** START Task inputs **

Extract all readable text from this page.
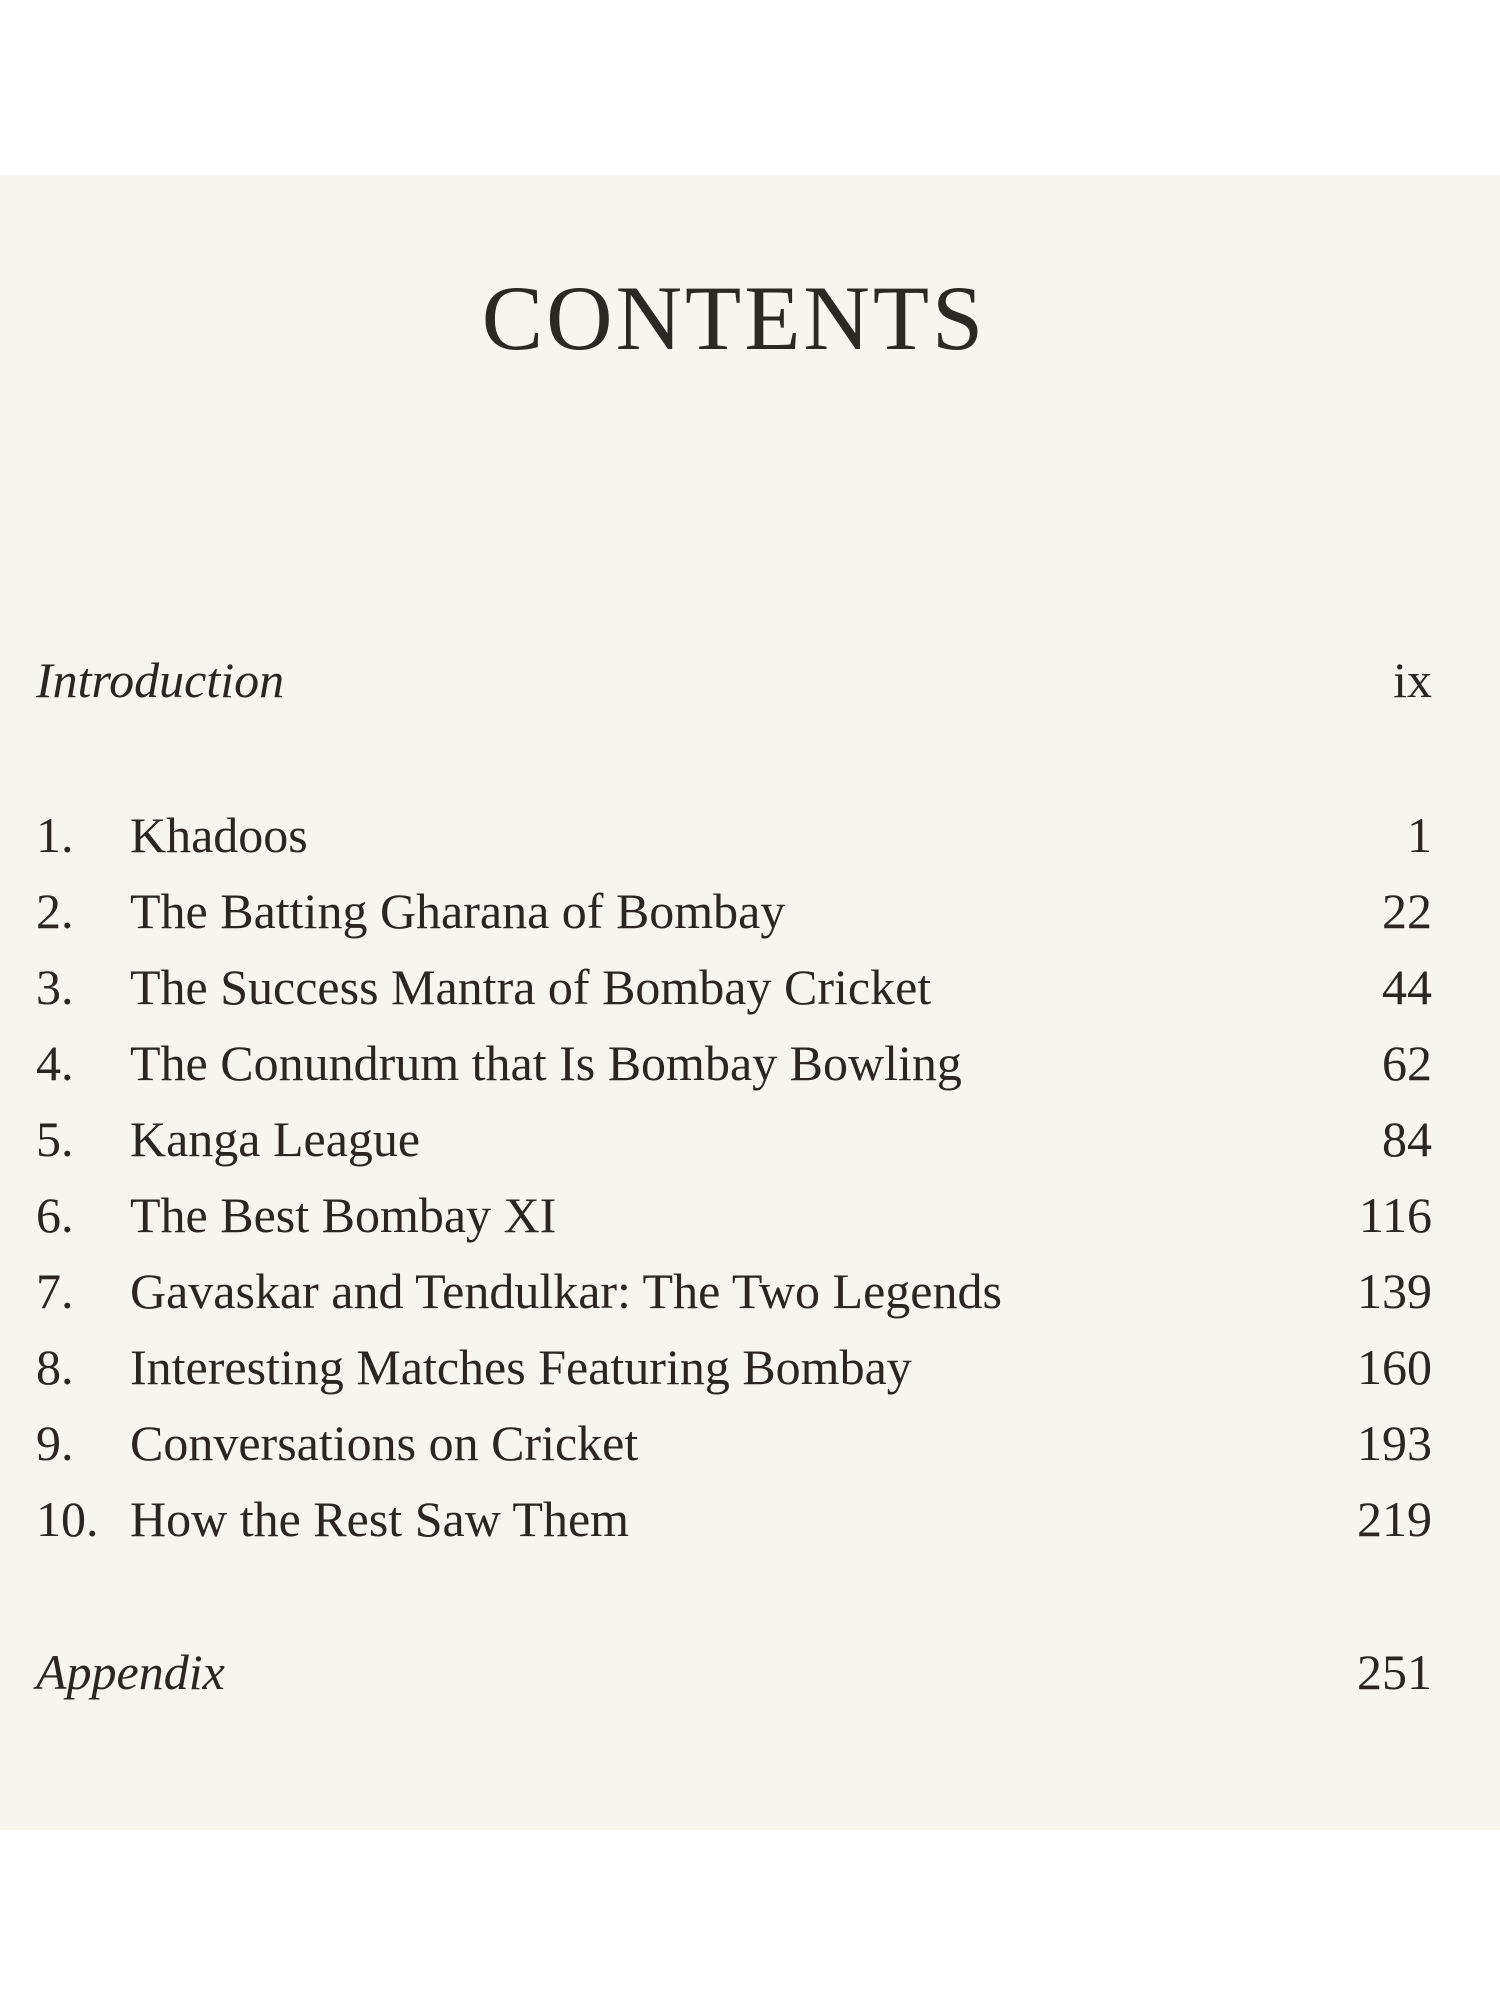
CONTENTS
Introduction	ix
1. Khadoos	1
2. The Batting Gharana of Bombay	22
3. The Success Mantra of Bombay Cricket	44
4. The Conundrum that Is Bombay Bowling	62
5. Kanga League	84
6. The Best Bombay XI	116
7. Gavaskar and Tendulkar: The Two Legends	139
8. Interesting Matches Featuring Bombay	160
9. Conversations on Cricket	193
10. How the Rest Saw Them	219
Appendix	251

** END Task inputs **

Task prompt: Pictures stay out; repeat all the rest of the records exactly.

Expected answer:
Extract all readable text from this page.
CONTENTS
Introduction	ix
1. Khadoos	1
2. The Batting Gharana of Bombay	22
3. The Success Mantra of Bombay Cricket	44
4. The Conundrum that Is Bombay Bowling	62
5. Kanga League	84
6. The Best Bombay XI	116
7. Gavaskar and Tendulkar: The Two Legends	139
8. Interesting Matches Featuring Bombay	160
9. Conversations on Cricket	193
10. How the Rest Saw Them	219
Appendix	251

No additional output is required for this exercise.